Figure record listings
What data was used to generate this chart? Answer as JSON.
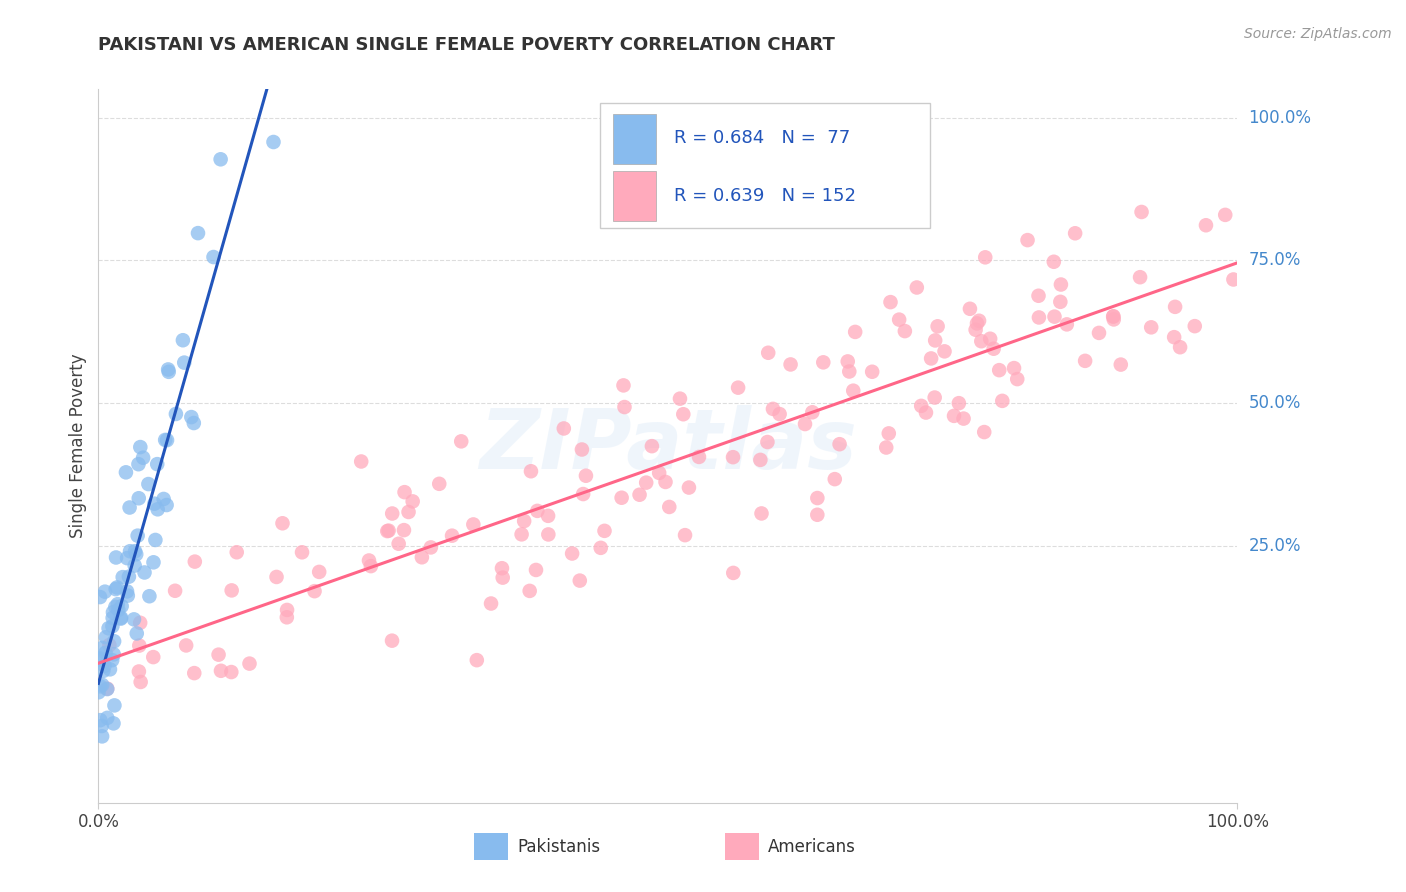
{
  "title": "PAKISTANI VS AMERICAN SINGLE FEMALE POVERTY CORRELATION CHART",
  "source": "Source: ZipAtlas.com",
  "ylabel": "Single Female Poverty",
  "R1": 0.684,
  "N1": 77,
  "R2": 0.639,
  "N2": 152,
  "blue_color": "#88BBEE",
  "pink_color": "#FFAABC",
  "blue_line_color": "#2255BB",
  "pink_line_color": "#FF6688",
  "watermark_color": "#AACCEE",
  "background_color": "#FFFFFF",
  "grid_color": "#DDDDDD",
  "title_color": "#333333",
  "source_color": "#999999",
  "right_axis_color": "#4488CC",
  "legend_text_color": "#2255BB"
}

Goal of the exercise
Every entry above needs to be retyped exactly; drop the pictures.

Solution for this problem
What data was used to generate this chart? Answer as JSON.
{
  "title": "PAKISTANI VS AMERICAN SINGLE FEMALE POVERTY CORRELATION CHART",
  "source": "Source: ZipAtlas.com",
  "ylabel": "Single Female Poverty",
  "R1": 0.684,
  "N1": 77,
  "R2": 0.639,
  "N2": 152,
  "blue_color": "#88BBEE",
  "pink_color": "#FFAABC",
  "blue_line_color": "#2255BB",
  "pink_line_color": "#FF6688",
  "watermark_color": "#AACCEE",
  "background_color": "#FFFFFF",
  "grid_color": "#DDDDDD",
  "title_color": "#333333",
  "source_color": "#999999",
  "right_axis_color": "#4488CC",
  "legend_text_color": "#2255BB"
}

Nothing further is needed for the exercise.